Dataset records
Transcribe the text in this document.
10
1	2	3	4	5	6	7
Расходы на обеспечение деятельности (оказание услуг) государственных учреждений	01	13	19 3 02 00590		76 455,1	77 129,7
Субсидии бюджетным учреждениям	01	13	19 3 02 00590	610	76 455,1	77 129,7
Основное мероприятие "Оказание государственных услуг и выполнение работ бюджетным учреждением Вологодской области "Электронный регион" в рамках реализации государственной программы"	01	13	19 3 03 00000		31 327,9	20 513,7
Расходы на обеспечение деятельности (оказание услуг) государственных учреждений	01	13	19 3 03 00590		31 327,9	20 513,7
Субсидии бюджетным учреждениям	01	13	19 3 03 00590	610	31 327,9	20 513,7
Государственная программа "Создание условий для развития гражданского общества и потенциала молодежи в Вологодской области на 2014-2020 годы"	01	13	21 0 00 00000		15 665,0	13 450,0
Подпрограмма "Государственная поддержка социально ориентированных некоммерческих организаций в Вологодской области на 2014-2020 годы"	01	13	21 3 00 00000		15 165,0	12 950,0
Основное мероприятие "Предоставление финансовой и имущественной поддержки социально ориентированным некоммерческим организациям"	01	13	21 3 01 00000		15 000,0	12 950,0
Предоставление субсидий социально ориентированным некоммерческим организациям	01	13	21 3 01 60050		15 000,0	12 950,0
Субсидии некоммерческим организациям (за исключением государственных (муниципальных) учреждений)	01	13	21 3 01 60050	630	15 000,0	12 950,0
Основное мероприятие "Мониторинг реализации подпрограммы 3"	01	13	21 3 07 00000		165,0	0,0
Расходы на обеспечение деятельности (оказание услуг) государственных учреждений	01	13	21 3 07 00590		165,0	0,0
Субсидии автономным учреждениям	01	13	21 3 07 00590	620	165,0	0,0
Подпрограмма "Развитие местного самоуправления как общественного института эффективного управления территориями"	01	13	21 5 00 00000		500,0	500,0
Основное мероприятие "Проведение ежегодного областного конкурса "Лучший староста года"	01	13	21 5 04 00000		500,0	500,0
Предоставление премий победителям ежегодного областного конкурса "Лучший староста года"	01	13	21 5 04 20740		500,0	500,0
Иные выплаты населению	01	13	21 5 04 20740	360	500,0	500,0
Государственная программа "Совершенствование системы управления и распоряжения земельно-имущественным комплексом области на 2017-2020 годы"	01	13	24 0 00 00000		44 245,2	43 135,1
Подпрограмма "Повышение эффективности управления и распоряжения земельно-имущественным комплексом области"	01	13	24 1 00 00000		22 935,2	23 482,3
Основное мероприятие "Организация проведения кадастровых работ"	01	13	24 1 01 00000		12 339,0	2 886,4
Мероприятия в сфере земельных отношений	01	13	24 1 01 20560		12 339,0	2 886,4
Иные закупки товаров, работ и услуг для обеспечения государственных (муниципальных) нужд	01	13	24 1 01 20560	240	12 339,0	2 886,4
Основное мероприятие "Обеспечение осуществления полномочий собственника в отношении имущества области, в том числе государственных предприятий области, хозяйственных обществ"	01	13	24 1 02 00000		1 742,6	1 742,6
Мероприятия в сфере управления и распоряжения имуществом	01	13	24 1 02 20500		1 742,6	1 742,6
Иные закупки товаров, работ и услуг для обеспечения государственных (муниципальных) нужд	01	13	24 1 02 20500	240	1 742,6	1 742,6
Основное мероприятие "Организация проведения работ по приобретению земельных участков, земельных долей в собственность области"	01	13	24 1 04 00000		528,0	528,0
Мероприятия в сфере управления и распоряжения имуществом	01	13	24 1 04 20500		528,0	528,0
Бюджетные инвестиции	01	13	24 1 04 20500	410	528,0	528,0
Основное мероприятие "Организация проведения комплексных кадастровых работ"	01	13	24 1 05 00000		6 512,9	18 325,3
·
* * *
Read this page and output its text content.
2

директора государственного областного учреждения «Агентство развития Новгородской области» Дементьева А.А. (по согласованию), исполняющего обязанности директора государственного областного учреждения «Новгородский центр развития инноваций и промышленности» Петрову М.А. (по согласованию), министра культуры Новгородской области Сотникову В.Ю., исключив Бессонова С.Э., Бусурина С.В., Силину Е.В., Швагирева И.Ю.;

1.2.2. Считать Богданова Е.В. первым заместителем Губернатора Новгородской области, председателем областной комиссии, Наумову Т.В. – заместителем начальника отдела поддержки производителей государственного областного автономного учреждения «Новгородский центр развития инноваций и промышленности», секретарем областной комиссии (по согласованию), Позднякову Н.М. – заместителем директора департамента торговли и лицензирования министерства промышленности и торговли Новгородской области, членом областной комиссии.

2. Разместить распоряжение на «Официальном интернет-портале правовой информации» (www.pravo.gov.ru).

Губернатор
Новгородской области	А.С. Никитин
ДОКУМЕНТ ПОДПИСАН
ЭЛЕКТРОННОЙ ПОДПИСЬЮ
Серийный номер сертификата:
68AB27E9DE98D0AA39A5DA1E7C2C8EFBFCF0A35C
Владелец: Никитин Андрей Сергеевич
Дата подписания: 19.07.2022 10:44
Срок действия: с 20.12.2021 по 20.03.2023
* * *
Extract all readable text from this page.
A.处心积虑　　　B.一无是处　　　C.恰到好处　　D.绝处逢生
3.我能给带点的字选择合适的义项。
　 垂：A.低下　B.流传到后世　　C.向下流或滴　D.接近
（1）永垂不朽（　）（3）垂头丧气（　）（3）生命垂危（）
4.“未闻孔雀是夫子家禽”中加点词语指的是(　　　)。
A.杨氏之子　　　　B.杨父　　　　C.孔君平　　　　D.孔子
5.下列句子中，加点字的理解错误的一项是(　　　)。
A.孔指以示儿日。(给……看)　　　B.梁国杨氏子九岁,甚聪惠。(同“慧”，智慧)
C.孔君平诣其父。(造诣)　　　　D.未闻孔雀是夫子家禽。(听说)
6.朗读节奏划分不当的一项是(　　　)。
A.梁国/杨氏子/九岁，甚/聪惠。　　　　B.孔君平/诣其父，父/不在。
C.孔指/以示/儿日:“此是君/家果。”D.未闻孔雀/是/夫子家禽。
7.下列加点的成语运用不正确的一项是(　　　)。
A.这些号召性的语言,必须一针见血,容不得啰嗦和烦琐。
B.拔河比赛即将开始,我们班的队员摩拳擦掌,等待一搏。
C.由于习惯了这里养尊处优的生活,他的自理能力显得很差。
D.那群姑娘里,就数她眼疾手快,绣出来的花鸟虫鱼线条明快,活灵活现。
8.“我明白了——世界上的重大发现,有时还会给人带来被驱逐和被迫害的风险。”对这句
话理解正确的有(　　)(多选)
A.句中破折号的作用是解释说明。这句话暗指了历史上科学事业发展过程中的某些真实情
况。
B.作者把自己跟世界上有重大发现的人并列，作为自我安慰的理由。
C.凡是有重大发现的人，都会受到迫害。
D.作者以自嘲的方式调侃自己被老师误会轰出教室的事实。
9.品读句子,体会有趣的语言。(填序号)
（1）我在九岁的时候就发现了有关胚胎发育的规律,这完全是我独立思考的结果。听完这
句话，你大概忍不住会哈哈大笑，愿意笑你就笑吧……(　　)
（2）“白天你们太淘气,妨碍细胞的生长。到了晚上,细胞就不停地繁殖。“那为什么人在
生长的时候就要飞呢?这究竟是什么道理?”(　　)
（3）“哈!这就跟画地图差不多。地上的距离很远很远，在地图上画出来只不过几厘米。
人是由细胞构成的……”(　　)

▶ [WHAT TO PRODUCE] Copy all lines of the listing above that contain the string "Субсидии".

▶ [OUTPUT]
Субсидии бюджетным учреждениям	01	13	19 3 02 00590	610	76 455,1	77 129,7
Субсидии бюджетным учреждениям	01	13	19 3 03 00590	610	31 327,9	20 513,7
Субсидии некоммерческим организациям (за исключением государственных (муниципальных) учреждений)	01	13	21 3 01 60050	630	15 000,0	12 950,0
Субсидии автономным учреждениям	01	13	21 3 07 00590	620	165,0	0,0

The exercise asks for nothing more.